§ **PROBLEM DETAILS**: Leave out every picture, then transcribe the rest of the listing exactly.

§ **MATERIALS PROVIDED**:
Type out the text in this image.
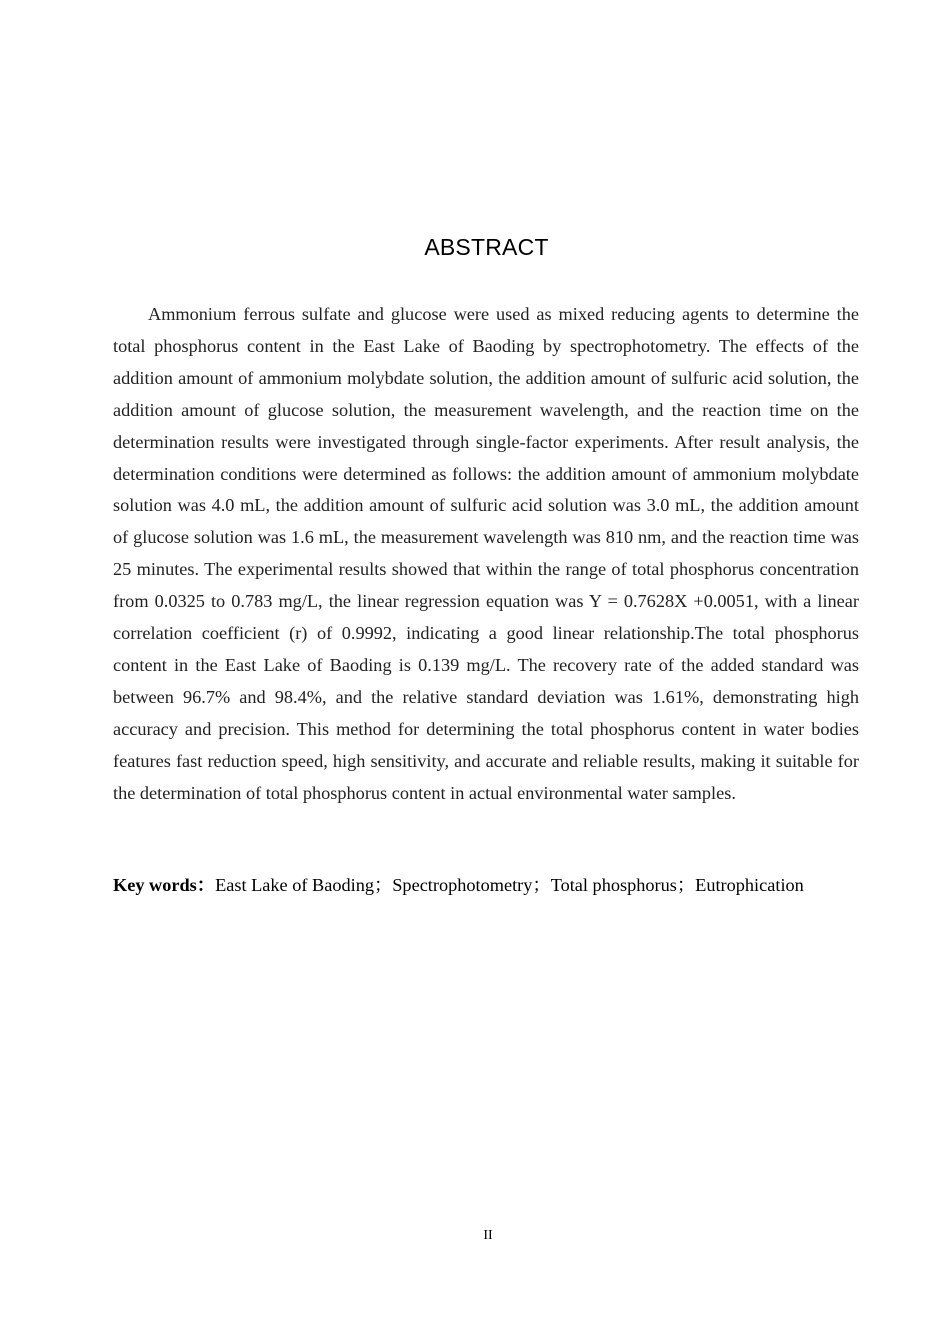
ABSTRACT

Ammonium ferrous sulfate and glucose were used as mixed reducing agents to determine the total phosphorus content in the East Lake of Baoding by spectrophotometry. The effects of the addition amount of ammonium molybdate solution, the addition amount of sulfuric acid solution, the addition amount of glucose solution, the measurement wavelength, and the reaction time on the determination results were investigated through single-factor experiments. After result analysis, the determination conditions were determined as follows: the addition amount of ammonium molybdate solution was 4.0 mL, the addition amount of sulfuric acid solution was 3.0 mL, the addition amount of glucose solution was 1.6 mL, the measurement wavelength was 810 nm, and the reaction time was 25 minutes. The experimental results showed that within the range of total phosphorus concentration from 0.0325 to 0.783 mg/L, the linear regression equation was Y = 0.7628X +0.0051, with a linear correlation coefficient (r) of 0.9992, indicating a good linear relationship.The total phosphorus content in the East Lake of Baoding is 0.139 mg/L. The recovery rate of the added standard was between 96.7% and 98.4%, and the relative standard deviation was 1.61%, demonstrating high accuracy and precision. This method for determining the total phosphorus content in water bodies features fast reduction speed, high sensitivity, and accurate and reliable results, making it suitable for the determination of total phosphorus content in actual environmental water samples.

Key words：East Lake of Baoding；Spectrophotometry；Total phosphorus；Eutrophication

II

§ **WRITTEN SOLUTION**:
Type out the text in this image.
ABSTRACT

Ammonium ferrous sulfate and glucose were used as mixed reducing agents to determine the total phosphorus content in the East Lake of Baoding by spectrophotometry. The effects of the addition amount of ammonium molybdate solution, the addition amount of sulfuric acid solution, the addition amount of glucose solution, the measurement wavelength, and the reaction time on the determination results were investigated through single-factor experiments. After result analysis, the determination conditions were determined as follows: the addition amount of ammonium molybdate solution was 4.0 mL, the addition amount of sulfuric acid solution was 3.0 mL, the addition amount of glucose solution was 1.6 mL, the measurement wavelength was 810 nm, and the reaction time was 25 minutes. The experimental results showed that within the range of total phosphorus concentration from 0.0325 to 0.783 mg/L, the linear regression equation was Y = 0.7628X +0.0051, with a linear correlation coefficient (r) of 0.9992, indicating a good linear relationship.The total phosphorus content in the East Lake of Baoding is 0.139 mg/L. The recovery rate of the added standard was between 96.7% and 98.4%, and the relative standard deviation was 1.61%, demonstrating high accuracy and precision. This method for determining the total phosphorus content in water bodies features fast reduction speed, high sensitivity, and accurate and reliable results, making it suitable for the determination of total phosphorus content in actual environmental water samples.

Key words：East Lake of Baoding；Spectrophotometry；Total phosphorus；Eutrophication

II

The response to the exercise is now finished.